→ Task objective
Quote the entries that follow exactly, leaving none out.

★ ★ ★ ★ ★ ★ ★

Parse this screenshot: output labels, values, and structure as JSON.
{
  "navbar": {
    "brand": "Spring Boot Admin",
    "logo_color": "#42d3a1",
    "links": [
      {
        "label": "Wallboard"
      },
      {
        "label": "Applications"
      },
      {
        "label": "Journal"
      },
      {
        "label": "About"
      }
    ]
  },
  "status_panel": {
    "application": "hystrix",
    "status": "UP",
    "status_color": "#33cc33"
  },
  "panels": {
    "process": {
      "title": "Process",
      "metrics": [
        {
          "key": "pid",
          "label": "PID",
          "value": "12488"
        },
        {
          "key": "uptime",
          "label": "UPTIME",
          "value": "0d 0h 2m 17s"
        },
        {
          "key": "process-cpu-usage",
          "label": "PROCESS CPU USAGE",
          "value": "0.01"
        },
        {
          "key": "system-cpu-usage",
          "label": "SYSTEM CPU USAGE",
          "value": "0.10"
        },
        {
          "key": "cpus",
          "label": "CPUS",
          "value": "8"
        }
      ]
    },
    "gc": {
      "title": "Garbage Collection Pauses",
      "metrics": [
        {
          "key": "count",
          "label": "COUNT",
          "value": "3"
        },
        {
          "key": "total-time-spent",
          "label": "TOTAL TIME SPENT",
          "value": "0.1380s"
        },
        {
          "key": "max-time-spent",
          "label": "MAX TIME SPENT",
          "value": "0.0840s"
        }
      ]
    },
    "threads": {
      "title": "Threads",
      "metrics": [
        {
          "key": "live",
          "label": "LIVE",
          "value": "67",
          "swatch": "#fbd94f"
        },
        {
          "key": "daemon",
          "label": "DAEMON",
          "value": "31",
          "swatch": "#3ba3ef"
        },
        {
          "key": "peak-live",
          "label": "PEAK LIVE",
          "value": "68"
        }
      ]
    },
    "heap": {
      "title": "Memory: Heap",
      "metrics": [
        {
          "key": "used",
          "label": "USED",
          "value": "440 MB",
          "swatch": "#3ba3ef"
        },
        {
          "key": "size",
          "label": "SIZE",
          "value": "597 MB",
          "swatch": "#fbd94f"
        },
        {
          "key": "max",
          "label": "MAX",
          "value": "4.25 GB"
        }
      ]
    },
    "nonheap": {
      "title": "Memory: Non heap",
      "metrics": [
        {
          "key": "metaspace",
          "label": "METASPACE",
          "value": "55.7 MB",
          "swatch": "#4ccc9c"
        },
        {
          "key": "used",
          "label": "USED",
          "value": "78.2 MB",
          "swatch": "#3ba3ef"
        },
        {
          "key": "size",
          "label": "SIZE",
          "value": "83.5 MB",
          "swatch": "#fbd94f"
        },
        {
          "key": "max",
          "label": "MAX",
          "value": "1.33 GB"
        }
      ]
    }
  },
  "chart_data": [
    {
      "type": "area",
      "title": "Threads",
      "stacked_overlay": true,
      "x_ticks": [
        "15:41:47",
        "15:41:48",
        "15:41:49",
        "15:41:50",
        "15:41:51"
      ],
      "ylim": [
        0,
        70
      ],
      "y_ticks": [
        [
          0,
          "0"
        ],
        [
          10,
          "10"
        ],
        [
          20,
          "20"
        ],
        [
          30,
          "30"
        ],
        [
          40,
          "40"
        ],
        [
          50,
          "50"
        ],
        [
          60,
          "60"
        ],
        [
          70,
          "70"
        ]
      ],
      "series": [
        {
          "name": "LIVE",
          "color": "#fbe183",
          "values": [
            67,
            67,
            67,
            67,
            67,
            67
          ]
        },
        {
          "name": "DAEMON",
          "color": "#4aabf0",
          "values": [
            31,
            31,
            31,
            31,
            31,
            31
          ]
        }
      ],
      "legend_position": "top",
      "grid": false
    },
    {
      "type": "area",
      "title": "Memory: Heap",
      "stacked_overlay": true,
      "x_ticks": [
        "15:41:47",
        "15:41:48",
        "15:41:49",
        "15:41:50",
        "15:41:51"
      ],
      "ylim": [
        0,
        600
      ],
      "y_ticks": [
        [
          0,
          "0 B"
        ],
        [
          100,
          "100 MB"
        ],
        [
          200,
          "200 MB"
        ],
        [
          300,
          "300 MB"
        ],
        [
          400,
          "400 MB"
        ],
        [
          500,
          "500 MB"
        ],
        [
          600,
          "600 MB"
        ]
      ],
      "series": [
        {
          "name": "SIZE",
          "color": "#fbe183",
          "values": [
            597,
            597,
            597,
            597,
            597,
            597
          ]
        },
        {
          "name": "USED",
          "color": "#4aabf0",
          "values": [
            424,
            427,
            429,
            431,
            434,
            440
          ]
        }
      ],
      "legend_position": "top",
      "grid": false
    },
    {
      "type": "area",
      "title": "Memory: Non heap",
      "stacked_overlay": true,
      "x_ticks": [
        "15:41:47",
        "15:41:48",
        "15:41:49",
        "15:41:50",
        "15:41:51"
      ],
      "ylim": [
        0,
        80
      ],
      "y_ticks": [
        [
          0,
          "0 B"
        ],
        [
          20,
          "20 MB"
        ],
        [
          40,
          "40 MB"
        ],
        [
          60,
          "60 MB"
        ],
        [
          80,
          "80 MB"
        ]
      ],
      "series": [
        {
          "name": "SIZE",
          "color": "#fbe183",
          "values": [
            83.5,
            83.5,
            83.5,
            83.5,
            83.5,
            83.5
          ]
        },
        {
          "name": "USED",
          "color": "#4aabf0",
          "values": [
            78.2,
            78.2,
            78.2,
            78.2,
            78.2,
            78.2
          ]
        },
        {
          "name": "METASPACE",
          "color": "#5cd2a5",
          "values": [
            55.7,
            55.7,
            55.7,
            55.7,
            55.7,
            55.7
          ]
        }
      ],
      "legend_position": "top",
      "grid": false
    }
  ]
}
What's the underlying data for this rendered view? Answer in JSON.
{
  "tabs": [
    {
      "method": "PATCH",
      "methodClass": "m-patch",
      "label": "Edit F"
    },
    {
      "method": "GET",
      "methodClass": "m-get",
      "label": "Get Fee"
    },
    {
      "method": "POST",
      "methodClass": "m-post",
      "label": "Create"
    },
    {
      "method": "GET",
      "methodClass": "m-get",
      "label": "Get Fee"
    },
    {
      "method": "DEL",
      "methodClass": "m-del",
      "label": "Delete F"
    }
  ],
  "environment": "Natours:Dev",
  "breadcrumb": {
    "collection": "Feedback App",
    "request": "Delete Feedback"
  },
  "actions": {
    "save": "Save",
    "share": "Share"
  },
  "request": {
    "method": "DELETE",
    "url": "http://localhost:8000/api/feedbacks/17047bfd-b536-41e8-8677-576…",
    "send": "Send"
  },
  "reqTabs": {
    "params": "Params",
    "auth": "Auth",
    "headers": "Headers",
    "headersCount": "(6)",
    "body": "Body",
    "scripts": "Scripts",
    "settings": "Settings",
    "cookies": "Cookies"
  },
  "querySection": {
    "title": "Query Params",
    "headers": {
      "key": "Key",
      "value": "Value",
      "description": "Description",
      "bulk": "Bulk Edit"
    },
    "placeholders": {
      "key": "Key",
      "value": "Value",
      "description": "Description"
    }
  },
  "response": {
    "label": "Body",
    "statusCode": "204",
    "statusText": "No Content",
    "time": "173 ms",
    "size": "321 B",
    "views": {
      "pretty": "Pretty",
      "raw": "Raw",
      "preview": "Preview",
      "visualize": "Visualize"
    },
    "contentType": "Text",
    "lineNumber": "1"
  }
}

★ ★ ★ ★ ★ ★ ★

→ Written answer
Parse this screenshot: output labels, values, and structure as JSON.
{
  "navbar": {
    "brand": "Spring Boot Admin",
    "logo_color": "#42d3a1",
    "links": [
      {
        "label": "Wallboard"
      },
      {
        "label": "Applications"
      },
      {
        "label": "Journal"
      },
      {
        "label": "About"
      }
    ]
  },
  "status_panel": {
    "application": "hystrix",
    "status": "UP",
    "status_color": "#33cc33"
  },
  "panels": {
    "process": {
      "title": "Process",
      "metrics": [
        {
          "key": "pid",
          "label": "PID",
          "value": "12488"
        },
        {
          "key": "uptime",
          "label": "UPTIME",
          "value": "0d 0h 2m 17s"
        },
        {
          "key": "process-cpu-usage",
          "label": "PROCESS CPU USAGE",
          "value": "0.01"
        },
        {
          "key": "system-cpu-usage",
          "label": "SYSTEM CPU USAGE",
          "value": "0.10"
        },
        {
          "key": "cpus",
          "label": "CPUS",
          "value": "8"
        }
      ]
    },
    "gc": {
      "title": "Garbage Collection Pauses",
      "metrics": [
        {
          "key": "count",
          "label": "COUNT",
          "value": "3"
        },
        {
          "key": "total-time-spent",
          "label": "TOTAL TIME SPENT",
          "value": "0.1380s"
        },
        {
          "key": "max-time-spent",
          "label": "MAX TIME SPENT",
          "value": "0.0840s"
        }
      ]
    },
    "threads": {
      "title": "Threads",
      "metrics": [
        {
          "key": "live",
          "label": "LIVE",
          "value": "67",
          "swatch": "#fbd94f"
        },
        {
          "key": "daemon",
          "label": "DAEMON",
          "value": "31",
          "swatch": "#3ba3ef"
        },
        {
          "key": "peak-live",
          "label": "PEAK LIVE",
          "value": "68"
        }
      ]
    },
    "heap": {
      "title": "Memory: Heap",
      "metrics": [
        {
          "key": "used",
          "label": "USED",
          "value": "440 MB",
          "swatch": "#3ba3ef"
        },
        {
          "key": "size",
          "label": "SIZE",
          "value": "597 MB",
          "swatch": "#fbd94f"
        },
        {
          "key": "max",
          "label": "MAX",
          "value": "4.25 GB"
        }
      ]
    },
    "nonheap": {
      "title": "Memory: Non heap",
      "metrics": [
        {
          "key": "metaspace",
          "label": "METASPACE",
          "value": "55.7 MB",
          "swatch": "#4ccc9c"
        },
        {
          "key": "used",
          "label": "USED",
          "value": "78.2 MB",
          "swatch": "#3ba3ef"
        },
        {
          "key": "size",
          "label": "SIZE",
          "value": "83.5 MB",
          "swatch": "#fbd94f"
        },
        {
          "key": "max",
          "label": "MAX",
          "value": "1.33 GB"
        }
      ]
    }
  },
  "chart_data": [
    {
      "type": "area",
      "title": "Threads",
      "stacked_overlay": true,
      "x_ticks": [
        "15:41:47",
        "15:41:48",
        "15:41:49",
        "15:41:50",
        "15:41:51"
      ],
      "ylim": [
        0,
        70
      ],
      "y_ticks": [
        [
          0,
          "0"
        ],
        [
          10,
          "10"
        ],
        [
          20,
          "20"
        ],
        [
          30,
          "30"
        ],
        [
          40,
          "40"
        ],
        [
          50,
          "50"
        ],
        [
          60,
          "60"
        ],
        [
          70,
          "70"
        ]
      ],
      "series": [
        {
          "name": "LIVE",
          "color": "#fbe183",
          "values": [
            67,
            67,
            67,
            67,
            67,
            67
          ]
        },
        {
          "name": "DAEMON",
          "color": "#4aabf0",
          "values": [
            31,
            31,
            31,
            31,
            31,
            31
          ]
        }
      ],
      "legend_position": "top",
      "grid": false
    },
    {
      "type": "area",
      "title": "Memory: Heap",
      "stacked_overlay": true,
      "x_ticks": [
        "15:41:47",
        "15:41:48",
        "15:41:49",
        "15:41:50",
        "15:41:51"
      ],
      "ylim": [
        0,
        600
      ],
      "y_ticks": [
        [
          0,
          "0 B"
        ],
        [
          100,
          "100 MB"
        ],
        [
          200,
          "200 MB"
        ],
        [
          300,
          "300 MB"
        ],
        [
          400,
          "400 MB"
        ],
        [
          500,
          "500 MB"
        ],
        [
          600,
          "600 MB"
        ]
      ],
      "series": [
        {
          "name": "SIZE",
          "color": "#fbe183",
          "values": [
            597,
            597,
            597,
            597,
            597,
            597
          ]
        },
        {
          "name": "USED",
          "color": "#4aabf0",
          "values": [
            424,
            427,
            429,
            431,
            434,
            440
          ]
        }
      ],
      "legend_position": "top",
      "grid": false
    },
    {
      "type": "area",
      "title": "Memory: Non heap",
      "stacked_overlay": true,
      "x_ticks": [
        "15:41:47",
        "15:41:48",
        "15:41:49",
        "15:41:50",
        "15:41:51"
      ],
      "ylim": [
        0,
        80
      ],
      "y_ticks": [
        [
          0,
          "0 B"
        ],
        [
          20,
          "20 MB"
        ],
        [
          40,
          "40 MB"
        ],
        [
          60,
          "60 MB"
        ],
        [
          80,
          "80 MB"
        ]
      ],
      "series": [
        {
          "name": "SIZE",
          "color": "#fbe183",
          "values": [
            83.5,
            83.5,
            83.5,
            83.5,
            83.5,
            83.5
          ]
        },
        {
          "name": "USED",
          "color": "#4aabf0",
          "values": [
            78.2,
            78.2,
            78.2,
            78.2,
            78.2,
            78.2
          ]
        },
        {
          "name": "METASPACE",
          "color": "#5cd2a5",
          "values": [
            55.7,
            55.7,
            55.7,
            55.7,
            55.7,
            55.7
          ]
        }
      ],
      "legend_position": "top",
      "grid": false
    }
  ]
}
What's the underlying data for this rendered view? Answer in JSON.
{
  "tabs": [
    {
      "method": "PATCH",
      "methodClass": "m-patch",
      "label": "Edit F"
    },
    {
      "method": "GET",
      "methodClass": "m-get",
      "label": "Get Fee"
    },
    {
      "method": "POST",
      "methodClass": "m-post",
      "label": "Create"
    },
    {
      "method": "GET",
      "methodClass": "m-get",
      "label": "Get Fee"
    },
    {
      "method": "DEL",
      "methodClass": "m-del",
      "label": "Delete F"
    }
  ],
  "environment": "Natours:Dev",
  "breadcrumb": {
    "collection": "Feedback App",
    "request": "Delete Feedback"
  },
  "actions": {
    "save": "Save",
    "share": "Share"
  },
  "request": {
    "method": "DELETE",
    "url": "http://localhost:8000/api/feedbacks/17047bfd-b536-41e8-8677-576…",
    "send": "Send"
  },
  "reqTabs": {
    "params": "Params",
    "auth": "Auth",
    "headers": "Headers",
    "headersCount": "(6)",
    "body": "Body",
    "scripts": "Scripts",
    "settings": "Settings",
    "cookies": "Cookies"
  },
  "querySection": {
    "title": "Query Params",
    "headers": {
      "key": "Key",
      "value": "Value",
      "description": "Description",
      "bulk": "Bulk Edit"
    },
    "placeholders": {
      "key": "Key",
      "value": "Value",
      "description": "Description"
    }
  },
  "response": {
    "label": "Body",
    "statusCode": "204",
    "statusText": "No Content",
    "time": "173 ms",
    "size": "321 B",
    "views": {
      "pretty": "Pretty",
      "raw": "Raw",
      "preview": "Preview",
      "visualize": "Visualize"
    },
    "contentType": "Text",
    "lineNumber": "1"
  }
}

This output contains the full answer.